▶ _WORK REQUIRED_: Search the material for the word "INTERCEPT" and copy each line that holds it.

(Dataset listings of figures)
★ ★ ★

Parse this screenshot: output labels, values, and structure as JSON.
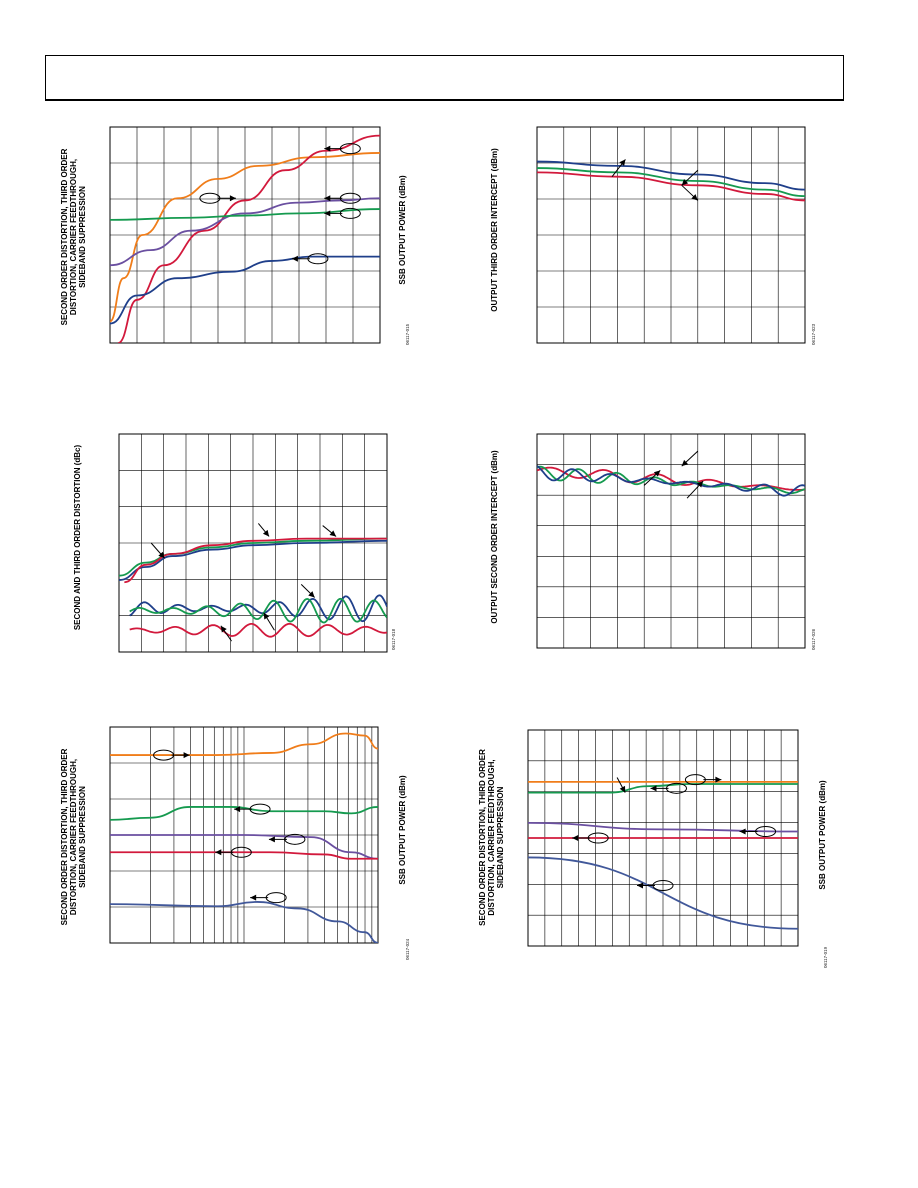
{
  "page": {
    "header": ""
  },
  "chart_data": [
    {
      "id": "c1",
      "type": "line",
      "ylabel": "SECOND ORDER DISTORTION, THIRD ORDER\nDISTORTION, CARRIER FEEDTHROUGH,\nSIDEBAND SUPPRESSION",
      "xlabel": "SSB OUTPUT POWER (dBm)",
      "code": "06117-015",
      "grid": {
        "vlines": 10,
        "hlines": 6
      },
      "xlim": [
        0,
        1
      ],
      "ylim": [
        0,
        1
      ],
      "colors": {
        "orange": "#f07d1a",
        "red": "#d2193c",
        "purple": "#6a4fa0",
        "green": "#159a4f",
        "blue": "#1f3f8a"
      },
      "series": [
        {
          "color": "orange",
          "points": [
            [
              0,
              0.1
            ],
            [
              0.05,
              0.3
            ],
            [
              0.12,
              0.5
            ],
            [
              0.25,
              0.67
            ],
            [
              0.4,
              0.76
            ],
            [
              0.55,
              0.82
            ],
            [
              0.75,
              0.86
            ],
            [
              1,
              0.88
            ]
          ]
        },
        {
          "color": "red",
          "points": [
            [
              0.03,
              0
            ],
            [
              0.1,
              0.2
            ],
            [
              0.2,
              0.36
            ],
            [
              0.35,
              0.52
            ],
            [
              0.5,
              0.66
            ],
            [
              0.65,
              0.8
            ],
            [
              0.8,
              0.89
            ],
            [
              1,
              0.96
            ]
          ]
        },
        {
          "color": "purple",
          "points": [
            [
              0,
              0.36
            ],
            [
              0.15,
              0.43
            ],
            [
              0.3,
              0.52
            ],
            [
              0.5,
              0.6
            ],
            [
              0.7,
              0.65
            ],
            [
              0.85,
              0.66
            ],
            [
              1,
              0.67
            ]
          ]
        },
        {
          "color": "green",
          "points": [
            [
              0,
              0.57
            ],
            [
              0.3,
              0.58
            ],
            [
              0.5,
              0.59
            ],
            [
              0.7,
              0.6
            ],
            [
              1,
              0.62
            ]
          ]
        },
        {
          "color": "blue",
          "points": [
            [
              0,
              0.09
            ],
            [
              0.1,
              0.22
            ],
            [
              0.25,
              0.3
            ],
            [
              0.45,
              0.33
            ],
            [
              0.6,
              0.38
            ],
            [
              0.75,
              0.4
            ],
            [
              1,
              0.4
            ]
          ]
        }
      ],
      "markers": [
        {
          "x": 0.89,
          "y": 0.9,
          "dir": "left",
          "color": "red"
        },
        {
          "x": 0.37,
          "y": 0.67,
          "dir": "right",
          "color": "orange"
        },
        {
          "x": 0.89,
          "y": 0.67,
          "dir": "left",
          "color": "purple"
        },
        {
          "x": 0.89,
          "y": 0.6,
          "dir": "left",
          "color": "green"
        },
        {
          "x": 0.77,
          "y": 0.39,
          "dir": "left",
          "color": "blue"
        }
      ]
    },
    {
      "id": "c2",
      "type": "line",
      "ylabel": "OUTPUT THIRD ORDER INTERCEPT (dBm)",
      "xlabel": "",
      "code": "06117-023",
      "grid": {
        "vlines": 10,
        "hlines": 6
      },
      "xlim": [
        0,
        1
      ],
      "ylim": [
        0,
        1
      ],
      "colors": {
        "red": "#d2193c",
        "green": "#159a4f",
        "blue": "#1f3f8a"
      },
      "series": [
        {
          "color": "blue",
          "points": [
            [
              0,
              0.84
            ],
            [
              0.3,
              0.82
            ],
            [
              0.6,
              0.78
            ],
            [
              0.85,
              0.74
            ],
            [
              1,
              0.71
            ]
          ]
        },
        {
          "color": "green",
          "points": [
            [
              0,
              0.81
            ],
            [
              0.3,
              0.79
            ],
            [
              0.6,
              0.75
            ],
            [
              0.85,
              0.71
            ],
            [
              1,
              0.68
            ]
          ]
        },
        {
          "color": "red",
          "points": [
            [
              0,
              0.79
            ],
            [
              0.3,
              0.77
            ],
            [
              0.6,
              0.73
            ],
            [
              0.85,
              0.69
            ],
            [
              1,
              0.66
            ]
          ]
        }
      ],
      "arrows": [
        {
          "x1": 0.6,
          "y1": 0.8,
          "x2": 0.54,
          "y2": 0.73
        },
        {
          "x1": 0.28,
          "y1": 0.77,
          "x2": 0.33,
          "y2": 0.85
        },
        {
          "x1": 0.54,
          "y1": 0.73,
          "x2": 0.6,
          "y2": 0.66
        }
      ]
    },
    {
      "id": "c3",
      "type": "line",
      "ylabel": "SECOND AND THIRD ORDER DISTORTION (dBc)",
      "xlabel": "",
      "code": "06117-018",
      "grid": {
        "vlines": 12,
        "hlines": 6
      },
      "xlim": [
        0,
        1
      ],
      "ylim": [
        0,
        1
      ],
      "colors": {
        "red": "#d2193c",
        "green": "#159a4f",
        "blue": "#1f3f8a"
      },
      "series": [
        {
          "color": "green",
          "points": [
            [
              0,
              0.35
            ],
            [
              0.1,
              0.41
            ],
            [
              0.2,
              0.45
            ],
            [
              0.35,
              0.48
            ],
            [
              0.5,
              0.5
            ],
            [
              0.7,
              0.51
            ],
            [
              1,
              0.52
            ]
          ]
        },
        {
          "color": "blue",
          "points": [
            [
              0,
              0.33
            ],
            [
              0.1,
              0.39
            ],
            [
              0.2,
              0.44
            ],
            [
              0.35,
              0.47
            ],
            [
              0.5,
              0.49
            ],
            [
              0.7,
              0.5
            ],
            [
              1,
              0.51
            ]
          ]
        },
        {
          "color": "red",
          "points": [
            [
              0.02,
              0.32
            ],
            [
              0.1,
              0.4
            ],
            [
              0.2,
              0.45
            ],
            [
              0.35,
              0.49
            ],
            [
              0.5,
              0.51
            ],
            [
              0.7,
              0.52
            ],
            [
              1,
              0.52
            ]
          ]
        },
        {
          "color": "blue",
          "wavy": true,
          "base": 0.2,
          "amp": 0.06,
          "freq": 16,
          "start": 0.04
        },
        {
          "color": "green",
          "wavy": true,
          "base": 0.19,
          "amp": 0.055,
          "freq": 16,
          "start": 0.04
        },
        {
          "color": "red",
          "wavy": true,
          "base": 0.1,
          "amp": 0.03,
          "freq": 14,
          "start": 0.04
        }
      ],
      "arrows": [
        {
          "x1": 0.12,
          "y1": 0.5,
          "x2": 0.17,
          "y2": 0.43
        },
        {
          "x1": 0.52,
          "y1": 0.59,
          "x2": 0.56,
          "y2": 0.53
        },
        {
          "x1": 0.76,
          "y1": 0.58,
          "x2": 0.81,
          "y2": 0.53
        },
        {
          "x1": 0.68,
          "y1": 0.31,
          "x2": 0.73,
          "y2": 0.25
        },
        {
          "x1": 0.58,
          "y1": 0.1,
          "x2": 0.54,
          "y2": 0.18
        },
        {
          "x1": 0.42,
          "y1": 0.05,
          "x2": 0.38,
          "y2": 0.12
        }
      ]
    },
    {
      "id": "c4",
      "type": "line",
      "ylabel": "OUTPUT SECOND ORDER INTERCEPT (dBm)",
      "xlabel": "",
      "code": "06117-026",
      "grid": {
        "vlines": 10,
        "hlines": 7
      },
      "xlim": [
        0,
        1
      ],
      "ylim": [
        0,
        1
      ],
      "colors": {
        "red": "#d2193c",
        "green": "#159a4f",
        "blue": "#1f3f8a"
      },
      "series": [
        {
          "color": "red",
          "wavy": true,
          "base": 0.83,
          "amp": 0.025,
          "freq": 10,
          "start": 0,
          "slope": -0.09
        },
        {
          "color": "green",
          "wavy": true,
          "base": 0.82,
          "amp": 0.03,
          "freq": 14,
          "start": 0,
          "slope": -0.09
        },
        {
          "color": "blue",
          "wavy": true,
          "base": 0.82,
          "amp": 0.035,
          "freq": 14,
          "start": 0,
          "slope": -0.09
        }
      ],
      "arrows": [
        {
          "x1": 0.6,
          "y1": 0.92,
          "x2": 0.54,
          "y2": 0.85
        },
        {
          "x1": 0.4,
          "y1": 0.76,
          "x2": 0.46,
          "y2": 0.83
        },
        {
          "x1": 0.56,
          "y1": 0.7,
          "x2": 0.62,
          "y2": 0.78
        }
      ]
    },
    {
      "id": "c5",
      "type": "line",
      "ylabel": "SECOND ORDER DISTORTION, THIRD ORDER\nDISTORTION, CARRIER FEEDTHROUGH,\nSIDEBAND SUPPRESSION",
      "xlabel": "SSB OUTPUT POWER (dBm)",
      "code": "06117-024",
      "grid": {
        "vlines": 28,
        "hlines": 6,
        "log": true
      },
      "xlim": [
        0,
        1
      ],
      "ylim": [
        0,
        1
      ],
      "colors": {
        "orange": "#f07d1a",
        "red": "#d2193c",
        "purple": "#6a4fa0",
        "green": "#159a4f",
        "blue": "#41589a"
      },
      "series": [
        {
          "color": "orange",
          "points": [
            [
              0,
              0.87
            ],
            [
              0.4,
              0.87
            ],
            [
              0.6,
              0.88
            ],
            [
              0.75,
              0.92
            ],
            [
              0.88,
              0.97
            ],
            [
              0.95,
              0.96
            ],
            [
              1,
              0.9
            ]
          ]
        },
        {
          "color": "green",
          "points": [
            [
              0,
              0.57
            ],
            [
              0.15,
              0.58
            ],
            [
              0.3,
              0.63
            ],
            [
              0.45,
              0.63
            ],
            [
              0.6,
              0.61
            ],
            [
              0.8,
              0.61
            ],
            [
              0.9,
              0.6
            ],
            [
              1,
              0.63
            ]
          ]
        },
        {
          "color": "purple",
          "points": [
            [
              0,
              0.5
            ],
            [
              0.5,
              0.5
            ],
            [
              0.75,
              0.49
            ],
            [
              0.9,
              0.42
            ],
            [
              1,
              0.39
            ]
          ]
        },
        {
          "color": "red",
          "points": [
            [
              0,
              0.42
            ],
            [
              0.6,
              0.42
            ],
            [
              0.8,
              0.41
            ],
            [
              0.9,
              0.39
            ],
            [
              1,
              0.39
            ]
          ]
        },
        {
          "color": "blue",
          "points": [
            [
              0,
              0.18
            ],
            [
              0.4,
              0.17
            ],
            [
              0.55,
              0.19
            ],
            [
              0.7,
              0.16
            ],
            [
              0.85,
              0.1
            ],
            [
              0.95,
              0.05
            ],
            [
              1,
              0.0
            ]
          ]
        }
      ],
      "markers": [
        {
          "x": 0.2,
          "y": 0.87,
          "dir": "right",
          "color": "orange"
        },
        {
          "x": 0.56,
          "y": 0.62,
          "dir": "left",
          "color": "green"
        },
        {
          "x": 0.69,
          "y": 0.48,
          "dir": "left",
          "color": "purple"
        },
        {
          "x": 0.49,
          "y": 0.42,
          "dir": "left",
          "color": "red"
        },
        {
          "x": 0.62,
          "y": 0.21,
          "dir": "left",
          "color": "blue"
        }
      ]
    },
    {
      "id": "c6",
      "type": "line",
      "ylabel": "SECOND ORDER DISTORTION, THIRD ORDER\nDISTORTION, CARRIER FEEDTHROUGH,\nSIDEBAND SUPPRESSION",
      "xlabel": "SSB OUTPUT POWER (dBm)",
      "code": "06117-019",
      "grid": {
        "vlines": 16,
        "hlines": 7
      },
      "xlim": [
        0,
        1
      ],
      "ylim": [
        0,
        1
      ],
      "colors": {
        "orange": "#f07d1a",
        "red": "#d2193c",
        "purple": "#6a4fa0",
        "green": "#159a4f",
        "blue": "#41589a"
      },
      "series": [
        {
          "color": "orange",
          "points": [
            [
              0,
              0.76
            ],
            [
              1,
              0.76
            ]
          ]
        },
        {
          "color": "green",
          "points": [
            [
              0,
              0.71
            ],
            [
              0.3,
              0.71
            ],
            [
              0.45,
              0.74
            ],
            [
              0.6,
              0.75
            ],
            [
              1,
              0.75
            ]
          ]
        },
        {
          "color": "purple",
          "points": [
            [
              0,
              0.57
            ],
            [
              0.5,
              0.54
            ],
            [
              1,
              0.53
            ]
          ]
        },
        {
          "color": "red",
          "points": [
            [
              0,
              0.5
            ],
            [
              1,
              0.5
            ]
          ]
        },
        {
          "color": "blue",
          "points": [
            [
              0,
              0.41
            ],
            [
              1,
              0.08
            ]
          ]
        }
      ],
      "markers": [
        {
          "x": 0.62,
          "y": 0.77,
          "dir": "right",
          "color": "orange"
        },
        {
          "x": 0.55,
          "y": 0.73,
          "dir": "left",
          "color": "green"
        },
        {
          "x": 0.88,
          "y": 0.53,
          "dir": "left",
          "color": "purple"
        },
        {
          "x": 0.26,
          "y": 0.5,
          "dir": "left",
          "color": "red"
        },
        {
          "x": 0.5,
          "y": 0.28,
          "dir": "left",
          "color": "blue"
        }
      ],
      "arrows": [
        {
          "x1": 0.33,
          "y1": 0.78,
          "x2": 0.36,
          "y2": 0.71
        }
      ]
    }
  ]
}
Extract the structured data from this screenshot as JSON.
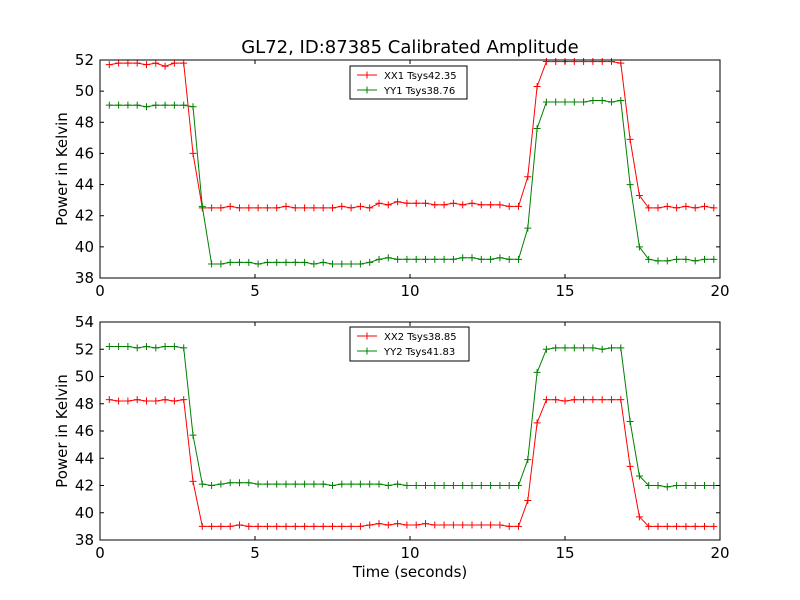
{
  "figure_title": "GL72, ID:87385 Calibrated Amplitude",
  "chart_data": [
    {
      "type": "line",
      "title": "",
      "xlabel": "",
      "ylabel": "Power in Kelvin",
      "xlim": [
        0,
        20
      ],
      "ylim": [
        38,
        52
      ],
      "xticks": [
        "0",
        "5",
        "10",
        "15",
        "20"
      ],
      "yticks": [
        "38",
        "40",
        "42",
        "44",
        "46",
        "48",
        "50",
        "52"
      ],
      "legend_position": "top-center",
      "x": [
        0.3,
        0.6,
        0.9,
        1.2,
        1.5,
        1.8,
        2.1,
        2.4,
        2.7,
        3.0,
        3.3,
        3.6,
        3.9,
        4.2,
        4.5,
        4.8,
        5.1,
        5.4,
        5.7,
        6.0,
        6.3,
        6.6,
        6.9,
        7.2,
        7.5,
        7.8,
        8.1,
        8.4,
        8.7,
        9.0,
        9.3,
        9.6,
        9.9,
        10.2,
        10.5,
        10.8,
        11.1,
        11.4,
        11.7,
        12.0,
        12.3,
        12.6,
        12.9,
        13.2,
        13.5,
        13.8,
        14.1,
        14.4,
        14.7,
        15.0,
        15.3,
        15.6,
        15.9,
        16.2,
        16.5,
        16.8,
        17.1,
        17.4,
        17.7,
        18.0,
        18.3,
        18.6,
        18.9,
        19.2,
        19.5,
        19.8
      ],
      "series": [
        {
          "name": "XX1 Tsys42.35",
          "color": "#ff0000",
          "values": [
            51.7,
            51.8,
            51.8,
            51.8,
            51.7,
            51.8,
            51.6,
            51.8,
            51.8,
            46.0,
            42.5,
            42.5,
            42.5,
            42.6,
            42.5,
            42.5,
            42.5,
            42.5,
            42.5,
            42.6,
            42.5,
            42.5,
            42.5,
            42.5,
            42.5,
            42.6,
            42.5,
            42.6,
            42.5,
            42.8,
            42.7,
            42.9,
            42.8,
            42.8,
            42.8,
            42.7,
            42.7,
            42.8,
            42.7,
            42.8,
            42.7,
            42.7,
            42.7,
            42.6,
            42.6,
            44.5,
            50.3,
            51.9,
            51.9,
            51.9,
            51.9,
            51.9,
            51.9,
            51.9,
            51.9,
            51.8,
            46.9,
            43.3,
            42.5,
            42.5,
            42.6,
            42.5,
            42.6,
            42.5,
            42.6,
            42.5
          ]
        },
        {
          "name": "YY1 Tsys38.76",
          "color": "#008000",
          "values": [
            49.1,
            49.1,
            49.1,
            49.1,
            49.0,
            49.1,
            49.1,
            49.1,
            49.1,
            49.0,
            42.6,
            38.9,
            38.9,
            39.0,
            39.0,
            39.0,
            38.9,
            39.0,
            39.0,
            39.0,
            39.0,
            39.0,
            38.9,
            39.0,
            38.9,
            38.9,
            38.9,
            38.9,
            39.0,
            39.2,
            39.3,
            39.2,
            39.2,
            39.2,
            39.2,
            39.2,
            39.2,
            39.2,
            39.3,
            39.3,
            39.2,
            39.2,
            39.3,
            39.2,
            39.2,
            41.2,
            47.6,
            49.3,
            49.3,
            49.3,
            49.3,
            49.3,
            49.4,
            49.4,
            49.3,
            49.4,
            44.0,
            40.0,
            39.2,
            39.1,
            39.1,
            39.2,
            39.2,
            39.1,
            39.2,
            39.2
          ]
        }
      ]
    },
    {
      "type": "line",
      "title": "",
      "xlabel": "Time (seconds)",
      "ylabel": "Power in Kelvin",
      "xlim": [
        0,
        20
      ],
      "ylim": [
        38,
        54
      ],
      "xticks": [
        "0",
        "5",
        "10",
        "15",
        "20"
      ],
      "yticks": [
        "38",
        "40",
        "42",
        "44",
        "46",
        "48",
        "50",
        "52",
        "54"
      ],
      "legend_position": "top-center",
      "x": [
        0.3,
        0.6,
        0.9,
        1.2,
        1.5,
        1.8,
        2.1,
        2.4,
        2.7,
        3.0,
        3.3,
        3.6,
        3.9,
        4.2,
        4.5,
        4.8,
        5.1,
        5.4,
        5.7,
        6.0,
        6.3,
        6.6,
        6.9,
        7.2,
        7.5,
        7.8,
        8.1,
        8.4,
        8.7,
        9.0,
        9.3,
        9.6,
        9.9,
        10.2,
        10.5,
        10.8,
        11.1,
        11.4,
        11.7,
        12.0,
        12.3,
        12.6,
        12.9,
        13.2,
        13.5,
        13.8,
        14.1,
        14.4,
        14.7,
        15.0,
        15.3,
        15.6,
        15.9,
        16.2,
        16.5,
        16.8,
        17.1,
        17.4,
        17.7,
        18.0,
        18.3,
        18.6,
        18.9,
        19.2,
        19.5,
        19.8
      ],
      "series": [
        {
          "name": "XX2 Tsys38.85",
          "color": "#ff0000",
          "values": [
            48.3,
            48.2,
            48.2,
            48.3,
            48.2,
            48.2,
            48.3,
            48.2,
            48.3,
            42.3,
            39.0,
            39.0,
            39.0,
            39.0,
            39.1,
            39.0,
            39.0,
            39.0,
            39.0,
            39.0,
            39.0,
            39.0,
            39.0,
            39.0,
            39.0,
            39.0,
            39.0,
            39.0,
            39.1,
            39.2,
            39.1,
            39.2,
            39.1,
            39.1,
            39.2,
            39.1,
            39.1,
            39.1,
            39.1,
            39.1,
            39.1,
            39.1,
            39.1,
            39.0,
            39.0,
            40.9,
            46.6,
            48.3,
            48.3,
            48.2,
            48.3,
            48.3,
            48.3,
            48.3,
            48.3,
            48.3,
            43.4,
            39.7,
            39.0,
            39.0,
            39.0,
            39.0,
            39.0,
            39.0,
            39.0,
            39.0
          ]
        },
        {
          "name": "YY2 Tsys41.83",
          "color": "#008000",
          "values": [
            52.2,
            52.2,
            52.2,
            52.1,
            52.2,
            52.1,
            52.2,
            52.2,
            52.1,
            45.7,
            42.1,
            42.0,
            42.1,
            42.2,
            42.2,
            42.2,
            42.1,
            42.1,
            42.1,
            42.1,
            42.1,
            42.1,
            42.1,
            42.1,
            42.0,
            42.1,
            42.1,
            42.1,
            42.1,
            42.1,
            42.0,
            42.1,
            42.0,
            42.0,
            42.0,
            42.0,
            42.0,
            42.0,
            42.0,
            42.0,
            42.0,
            42.0,
            42.0,
            42.0,
            42.0,
            43.9,
            50.3,
            52.0,
            52.1,
            52.1,
            52.1,
            52.1,
            52.1,
            52.0,
            52.1,
            52.1,
            46.7,
            42.7,
            42.0,
            42.0,
            41.9,
            42.0,
            42.0,
            42.0,
            42.0,
            42.0
          ]
        }
      ]
    }
  ]
}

★ ★ ★

▶ _ANSWER TO THE EXERCISE_:
      "ylabel": "OUTPUT THIRD ORDER INTERCEPT (dBm)",
      "ylabel": "OUTPUT SECOND ORDER INTERCEPT (dBm)",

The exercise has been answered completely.